→ **The problem**
Please restate the following records word for word.

→ **Exercise materials**
** Begin **

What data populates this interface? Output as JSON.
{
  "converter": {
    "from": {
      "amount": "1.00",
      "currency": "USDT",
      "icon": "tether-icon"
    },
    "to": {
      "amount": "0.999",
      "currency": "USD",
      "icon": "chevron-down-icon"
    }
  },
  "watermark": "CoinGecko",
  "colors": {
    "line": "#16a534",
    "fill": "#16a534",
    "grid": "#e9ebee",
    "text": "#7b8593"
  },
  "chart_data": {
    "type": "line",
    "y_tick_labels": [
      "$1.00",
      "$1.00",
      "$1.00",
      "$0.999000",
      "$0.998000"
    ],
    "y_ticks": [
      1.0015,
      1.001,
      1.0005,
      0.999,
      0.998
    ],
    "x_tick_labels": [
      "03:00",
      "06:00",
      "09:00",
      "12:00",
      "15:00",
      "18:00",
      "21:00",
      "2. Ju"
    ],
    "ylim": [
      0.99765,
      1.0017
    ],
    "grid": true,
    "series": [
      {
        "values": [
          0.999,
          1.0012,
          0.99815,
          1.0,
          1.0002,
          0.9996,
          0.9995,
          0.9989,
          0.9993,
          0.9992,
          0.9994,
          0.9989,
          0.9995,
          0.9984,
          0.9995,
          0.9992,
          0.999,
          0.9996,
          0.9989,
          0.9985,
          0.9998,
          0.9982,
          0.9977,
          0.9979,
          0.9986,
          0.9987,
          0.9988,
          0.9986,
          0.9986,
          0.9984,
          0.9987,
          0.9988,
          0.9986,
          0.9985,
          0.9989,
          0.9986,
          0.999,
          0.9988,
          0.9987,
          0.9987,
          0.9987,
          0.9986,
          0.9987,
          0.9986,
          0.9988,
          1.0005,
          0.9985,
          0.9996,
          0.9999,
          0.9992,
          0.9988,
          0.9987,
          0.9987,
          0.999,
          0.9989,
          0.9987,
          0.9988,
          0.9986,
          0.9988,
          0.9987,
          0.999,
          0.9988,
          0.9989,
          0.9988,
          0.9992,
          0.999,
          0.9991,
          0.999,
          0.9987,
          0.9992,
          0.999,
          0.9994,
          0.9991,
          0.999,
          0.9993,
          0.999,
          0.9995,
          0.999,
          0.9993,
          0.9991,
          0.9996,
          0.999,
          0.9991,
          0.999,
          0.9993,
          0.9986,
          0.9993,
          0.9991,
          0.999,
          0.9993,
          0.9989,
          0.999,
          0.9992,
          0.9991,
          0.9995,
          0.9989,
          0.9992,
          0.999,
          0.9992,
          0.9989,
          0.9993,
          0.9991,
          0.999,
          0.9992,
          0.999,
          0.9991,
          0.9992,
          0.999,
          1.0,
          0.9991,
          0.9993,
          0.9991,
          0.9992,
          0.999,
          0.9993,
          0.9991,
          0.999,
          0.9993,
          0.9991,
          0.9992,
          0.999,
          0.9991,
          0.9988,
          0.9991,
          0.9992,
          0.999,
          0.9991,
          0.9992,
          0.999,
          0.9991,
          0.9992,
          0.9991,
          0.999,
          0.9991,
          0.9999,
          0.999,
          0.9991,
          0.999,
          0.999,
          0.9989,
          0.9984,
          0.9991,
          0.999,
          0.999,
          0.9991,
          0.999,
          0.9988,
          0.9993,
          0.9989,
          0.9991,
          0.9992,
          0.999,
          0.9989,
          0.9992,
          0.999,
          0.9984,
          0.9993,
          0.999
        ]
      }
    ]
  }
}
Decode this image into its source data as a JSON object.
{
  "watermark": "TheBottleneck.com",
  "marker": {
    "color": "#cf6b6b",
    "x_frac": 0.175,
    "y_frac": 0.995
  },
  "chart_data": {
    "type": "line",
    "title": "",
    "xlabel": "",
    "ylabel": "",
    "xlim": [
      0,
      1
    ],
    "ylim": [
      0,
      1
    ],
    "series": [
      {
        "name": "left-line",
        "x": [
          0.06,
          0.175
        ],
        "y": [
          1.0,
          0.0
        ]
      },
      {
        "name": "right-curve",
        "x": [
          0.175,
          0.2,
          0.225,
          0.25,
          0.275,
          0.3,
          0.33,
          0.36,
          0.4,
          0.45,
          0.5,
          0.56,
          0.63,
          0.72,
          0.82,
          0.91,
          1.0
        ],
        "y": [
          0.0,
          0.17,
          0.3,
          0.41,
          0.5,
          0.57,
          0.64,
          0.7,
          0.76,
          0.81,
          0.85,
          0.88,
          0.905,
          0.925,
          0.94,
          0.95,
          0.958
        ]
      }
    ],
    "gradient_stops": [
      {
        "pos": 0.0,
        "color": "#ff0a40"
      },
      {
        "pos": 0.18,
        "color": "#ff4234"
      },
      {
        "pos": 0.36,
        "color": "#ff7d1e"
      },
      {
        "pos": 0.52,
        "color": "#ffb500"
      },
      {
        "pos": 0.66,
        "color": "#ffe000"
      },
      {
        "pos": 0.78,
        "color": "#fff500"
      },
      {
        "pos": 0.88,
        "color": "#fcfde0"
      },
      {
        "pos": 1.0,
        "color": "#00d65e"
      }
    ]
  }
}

** End **

→ **Exercise answer**
What data populates this interface? Output as JSON.
{
  "converter": {
    "from": {
      "amount": "1.00",
      "currency": "USDT",
      "icon": "tether-icon"
    },
    "to": {
      "amount": "0.999",
      "currency": "USD",
      "icon": "chevron-down-icon"
    }
  },
  "watermark": "CoinGecko",
  "colors": {
    "line": "#16a534",
    "fill": "#16a534",
    "grid": "#e9ebee",
    "text": "#7b8593"
  },
  "chart_data": {
    "type": "line",
    "y_tick_labels": [
      "$1.00",
      "$1.00",
      "$1.00",
      "$0.999000",
      "$0.998000"
    ],
    "y_ticks": [
      1.0015,
      1.001,
      1.0005,
      0.999,
      0.998
    ],
    "x_tick_labels": [
      "03:00",
      "06:00",
      "09:00",
      "12:00",
      "15:00",
      "18:00",
      "21:00",
      "2. Ju"
    ],
    "ylim": [
      0.99765,
      1.0017
    ],
    "grid": true,
    "series": [
      {
        "values": [
          0.999,
          1.0012,
          0.99815,
          1.0,
          1.0002,
          0.9996,
          0.9995,
          0.9989,
          0.9993,
          0.9992,
          0.9994,
          0.9989,
          0.9995,
          0.9984,
          0.9995,
          0.9992,
          0.999,
          0.9996,
          0.9989,
          0.9985,
          0.9998,
          0.9982,
          0.9977,
          0.9979,
          0.9986,
          0.9987,
          0.9988,
          0.9986,
          0.9986,
          0.9984,
          0.9987,
          0.9988,
          0.9986,
          0.9985,
          0.9989,
          0.9986,
          0.999,
          0.9988,
          0.9987,
          0.9987,
          0.9987,
          0.9986,
          0.9987,
          0.9986,
          0.9988,
          1.0005,
          0.9985,
          0.9996,
          0.9999,
          0.9992,
          0.9988,
          0.9987,
          0.9987,
          0.999,
          0.9989,
          0.9987,
          0.9988,
          0.9986,
          0.9988,
          0.9987,
          0.999,
          0.9988,
          0.9989,
          0.9988,
          0.9992,
          0.999,
          0.9991,
          0.999,
          0.9987,
          0.9992,
          0.999,
          0.9994,
          0.9991,
          0.999,
          0.9993,
          0.999,
          0.9995,
          0.999,
          0.9993,
          0.9991,
          0.9996,
          0.999,
          0.9991,
          0.999,
          0.9993,
          0.9986,
          0.9993,
          0.9991,
          0.999,
          0.9993,
          0.9989,
          0.999,
          0.9992,
          0.9991,
          0.9995,
          0.9989,
          0.9992,
          0.999,
          0.9992,
          0.9989,
          0.9993,
          0.9991,
          0.999,
          0.9992,
          0.999,
          0.9991,
          0.9992,
          0.999,
          1.0,
          0.9991,
          0.9993,
          0.9991,
          0.9992,
          0.999,
          0.9993,
          0.9991,
          0.999,
          0.9993,
          0.9991,
          0.9992,
          0.999,
          0.9991,
          0.9988,
          0.9991,
          0.9992,
          0.999,
          0.9991,
          0.9992,
          0.999,
          0.9991,
          0.9992,
          0.9991,
          0.999,
          0.9991,
          0.9999,
          0.999,
          0.9991,
          0.999,
          0.999,
          0.9989,
          0.9984,
          0.9991,
          0.999,
          0.999,
          0.9991,
          0.999,
          0.9988,
          0.9993,
          0.9989,
          0.9991,
          0.9992,
          0.999,
          0.9989,
          0.9992,
          0.999,
          0.9984,
          0.9993,
          0.999
        ]
      }
    ]
  }
}
Decode this image into its source data as a JSON object.
{
  "watermark": "TheBottleneck.com",
  "marker": {
    "color": "#cf6b6b",
    "x_frac": 0.175,
    "y_frac": 0.995
  },
  "chart_data": {
    "type": "line",
    "title": "",
    "xlabel": "",
    "ylabel": "",
    "xlim": [
      0,
      1
    ],
    "ylim": [
      0,
      1
    ],
    "series": [
      {
        "name": "left-line",
        "x": [
          0.06,
          0.175
        ],
        "y": [
          1.0,
          0.0
        ]
      },
      {
        "name": "right-curve",
        "x": [
          0.175,
          0.2,
          0.225,
          0.25,
          0.275,
          0.3,
          0.33,
          0.36,
          0.4,
          0.45,
          0.5,
          0.56,
          0.63,
          0.72,
          0.82,
          0.91,
          1.0
        ],
        "y": [
          0.0,
          0.17,
          0.3,
          0.41,
          0.5,
          0.57,
          0.64,
          0.7,
          0.76,
          0.81,
          0.85,
          0.88,
          0.905,
          0.925,
          0.94,
          0.95,
          0.958
        ]
      }
    ],
    "gradient_stops": [
      {
        "pos": 0.0,
        "color": "#ff0a40"
      },
      {
        "pos": 0.18,
        "color": "#ff4234"
      },
      {
        "pos": 0.36,
        "color": "#ff7d1e"
      },
      {
        "pos": 0.52,
        "color": "#ffb500"
      },
      {
        "pos": 0.66,
        "color": "#ffe000"
      },
      {
        "pos": 0.78,
        "color": "#fff500"
      },
      {
        "pos": 0.88,
        "color": "#fcfde0"
      },
      {
        "pos": 1.0,
        "color": "#00d65e"
      }
    ]
  }
}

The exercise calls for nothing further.